__EXERCISE PROMPT__.
List every errno value named in the mailing-list reply below.

__PASSAGE TO READ__.
• • •

|
Boost : |
Subject: Re: [boost] [locale] review part 2.1: source
From: Steven Watanabe (watanabesj_at_[hidden])
Date: 2011-04-10 13:14:38
AMDG
On 04/10/2011 02:12 AM, Artyom wrote:
>> encoding/iconv_codepage.hpp
>>
>> line 168: What are the possible errno values
>> besides EILSEQ, EINVAL, and E2BIG? If
>> you get an error you don't expect, is
>> silently stopping the correct behavior?
>>
>
> According to opengroup's specifications, Linux
> man pages and others these are the error states that
> can occur.
>
> Maybe I should throw conversion_error if the method is stop().
>
That seems reasonable. This situation
shouldn't ever happen, but it's probably
a good idea to detect it.
>> iconv_to_utf: The comments from iconv_from_utf apply.
>> Also, the implementation is almost the same as
>> iconv_from_utf. I think you could define a single
>> function template to implement both.
>>
>
> Not exactly. I had found that it is much
> safer and readable to have two implementations
> then to create quite complex meta programming
> to make sure it works.
>
That's sometimes true. I know around here
we tend to err on the side of too much
metaprogramming, but in this case I don't
think you even need much.
> It is much easier to assume that at least
> one side is "char"
>
Really? In this case the code looks
almost identical.
>> lines 86,101: The STL is your friend:
>> size_t remove_substitutions(std::vector<wchar_t> &v)
>>
>> {
>> v.erase(std::remove(v.begin(), v.end(), wchar_t(0xFFFD)), v.end());
>> return v.size();
>> }
>>
>
> After reading it carefully I can see how it works but
> generally I see how it works but it isn't so readable.

• • •

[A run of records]
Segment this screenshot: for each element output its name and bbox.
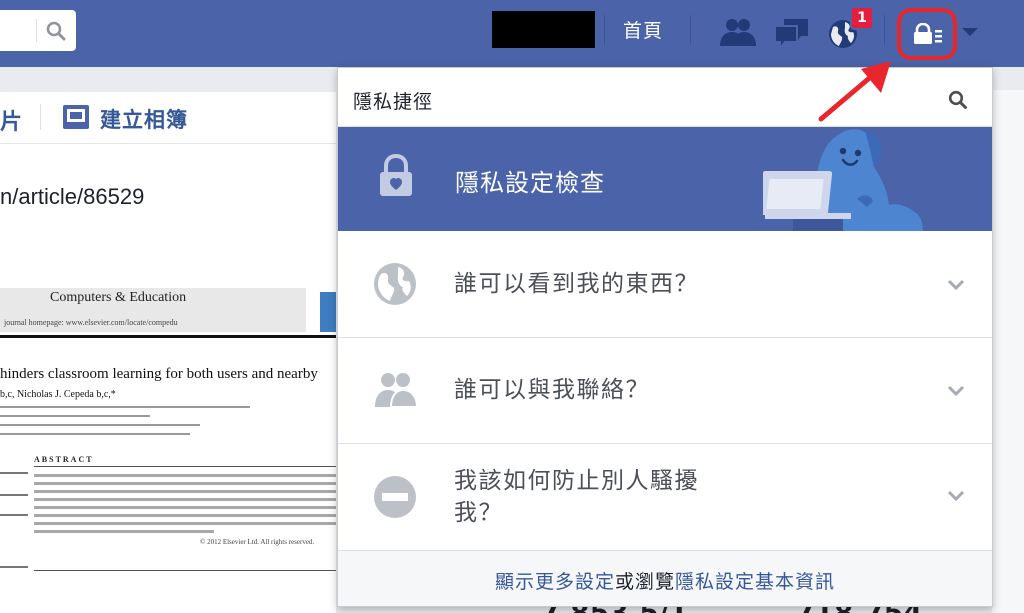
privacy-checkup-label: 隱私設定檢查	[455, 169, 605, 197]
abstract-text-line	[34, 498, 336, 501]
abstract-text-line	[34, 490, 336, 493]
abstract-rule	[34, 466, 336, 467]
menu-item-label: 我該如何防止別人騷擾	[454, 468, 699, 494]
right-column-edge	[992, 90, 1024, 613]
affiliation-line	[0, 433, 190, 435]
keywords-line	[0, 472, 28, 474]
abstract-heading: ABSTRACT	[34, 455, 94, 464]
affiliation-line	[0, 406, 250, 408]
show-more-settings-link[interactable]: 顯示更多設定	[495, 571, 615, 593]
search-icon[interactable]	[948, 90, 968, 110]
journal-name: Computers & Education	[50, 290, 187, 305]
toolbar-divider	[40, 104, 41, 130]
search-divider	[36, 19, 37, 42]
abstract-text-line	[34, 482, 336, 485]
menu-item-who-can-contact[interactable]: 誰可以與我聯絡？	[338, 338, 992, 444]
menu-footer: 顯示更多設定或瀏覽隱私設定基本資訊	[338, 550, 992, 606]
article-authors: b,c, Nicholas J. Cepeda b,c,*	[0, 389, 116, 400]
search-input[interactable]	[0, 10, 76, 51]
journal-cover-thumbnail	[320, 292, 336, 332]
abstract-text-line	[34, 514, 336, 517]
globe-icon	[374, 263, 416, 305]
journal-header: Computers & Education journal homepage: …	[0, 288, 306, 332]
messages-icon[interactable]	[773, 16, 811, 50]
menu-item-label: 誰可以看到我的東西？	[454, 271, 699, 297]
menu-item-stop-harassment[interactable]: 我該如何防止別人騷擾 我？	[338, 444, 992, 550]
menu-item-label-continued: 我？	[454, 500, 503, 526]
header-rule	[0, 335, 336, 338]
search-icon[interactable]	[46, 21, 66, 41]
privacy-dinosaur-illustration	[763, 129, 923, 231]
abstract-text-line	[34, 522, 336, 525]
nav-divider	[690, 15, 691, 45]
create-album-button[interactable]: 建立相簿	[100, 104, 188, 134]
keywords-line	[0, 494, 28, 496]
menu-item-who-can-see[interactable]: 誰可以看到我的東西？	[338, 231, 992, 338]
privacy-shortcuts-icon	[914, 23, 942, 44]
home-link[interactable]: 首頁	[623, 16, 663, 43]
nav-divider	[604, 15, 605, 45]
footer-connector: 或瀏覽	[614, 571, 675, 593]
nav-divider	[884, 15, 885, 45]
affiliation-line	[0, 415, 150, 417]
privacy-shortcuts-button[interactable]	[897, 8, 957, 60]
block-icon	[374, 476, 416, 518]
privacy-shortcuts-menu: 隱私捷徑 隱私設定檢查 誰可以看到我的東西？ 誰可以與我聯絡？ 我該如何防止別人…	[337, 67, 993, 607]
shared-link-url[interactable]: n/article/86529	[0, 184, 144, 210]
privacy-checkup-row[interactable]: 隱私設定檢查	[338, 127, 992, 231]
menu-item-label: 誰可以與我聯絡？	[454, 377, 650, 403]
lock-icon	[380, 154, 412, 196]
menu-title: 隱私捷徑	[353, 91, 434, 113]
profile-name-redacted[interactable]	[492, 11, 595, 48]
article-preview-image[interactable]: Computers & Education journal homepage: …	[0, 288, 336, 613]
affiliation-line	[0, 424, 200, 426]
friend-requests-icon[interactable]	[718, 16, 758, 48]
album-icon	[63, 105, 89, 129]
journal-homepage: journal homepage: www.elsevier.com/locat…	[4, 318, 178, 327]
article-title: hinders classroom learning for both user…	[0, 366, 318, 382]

• • •

__THE RESPONSE__.
EILSEQ, EINVAL, E2BIG